* _Aim_
Each entry below is to be transcribed exactly.

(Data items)
■ ■ ■
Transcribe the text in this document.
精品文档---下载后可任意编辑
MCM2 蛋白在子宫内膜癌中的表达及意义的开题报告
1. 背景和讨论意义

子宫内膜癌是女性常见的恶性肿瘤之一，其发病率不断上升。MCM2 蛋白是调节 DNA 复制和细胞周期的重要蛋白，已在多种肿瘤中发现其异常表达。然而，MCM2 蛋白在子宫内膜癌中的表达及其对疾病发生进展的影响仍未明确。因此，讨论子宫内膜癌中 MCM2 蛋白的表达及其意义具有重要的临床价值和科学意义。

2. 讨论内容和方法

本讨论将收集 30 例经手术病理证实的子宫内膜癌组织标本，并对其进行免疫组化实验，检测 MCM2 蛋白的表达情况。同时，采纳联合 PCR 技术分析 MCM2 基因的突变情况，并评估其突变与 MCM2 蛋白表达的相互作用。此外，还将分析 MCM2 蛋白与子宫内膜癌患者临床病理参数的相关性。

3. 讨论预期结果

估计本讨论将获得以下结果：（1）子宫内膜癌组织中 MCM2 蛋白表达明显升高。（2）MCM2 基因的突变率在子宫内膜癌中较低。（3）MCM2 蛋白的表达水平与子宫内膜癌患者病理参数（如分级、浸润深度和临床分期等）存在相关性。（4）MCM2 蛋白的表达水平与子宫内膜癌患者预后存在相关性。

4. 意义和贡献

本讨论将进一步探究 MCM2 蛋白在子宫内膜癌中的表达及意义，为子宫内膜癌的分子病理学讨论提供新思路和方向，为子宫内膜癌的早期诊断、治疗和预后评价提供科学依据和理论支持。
■ ■ ■
* _Complete output_
Transcribe the text in this document.
精品文档---下载后可任意编辑
MCM2 蛋白在子宫内膜癌中的表达及意义的开题报告
1. 背景和讨论意义

子宫内膜癌是女性常见的恶性肿瘤之一，其发病率不断上升。MCM2 蛋白是调节 DNA 复制和细胞周期的重要蛋白，已在多种肿瘤中发现其异常表达。然而，MCM2 蛋白在子宫内膜癌中的表达及其对疾病发生进展的影响仍未明确。因此，讨论子宫内膜癌中 MCM2 蛋白的表达及其意义具有重要的临床价值和科学意义。

2. 讨论内容和方法

本讨论将收集 30 例经手术病理证实的子宫内膜癌组织标本，并对其进行免疫组化实验，检测 MCM2 蛋白的表达情况。同时，采纳联合 PCR 技术分析 MCM2 基因的突变情况，并评估其突变与 MCM2 蛋白表达的相互作用。此外，还将分析 MCM2 蛋白与子宫内膜癌患者临床病理参数的相关性。

3. 讨论预期结果

估计本讨论将获得以下结果：（1）子宫内膜癌组织中 MCM2 蛋白表达明显升高。（2）MCM2 基因的突变率在子宫内膜癌中较低。（3）MCM2 蛋白的表达水平与子宫内膜癌患者病理参数（如分级、浸润深度和临床分期等）存在相关性。（4）MCM2 蛋白的表达水平与子宫内膜癌患者预后存在相关性。

4. 意义和贡献

本讨论将进一步探究 MCM2 蛋白在子宫内膜癌中的表达及意义，为子宫内膜癌的分子病理学讨论提供新思路和方向，为子宫内膜癌的早期诊断、治疗和预后评价提供科学依据和理论支持。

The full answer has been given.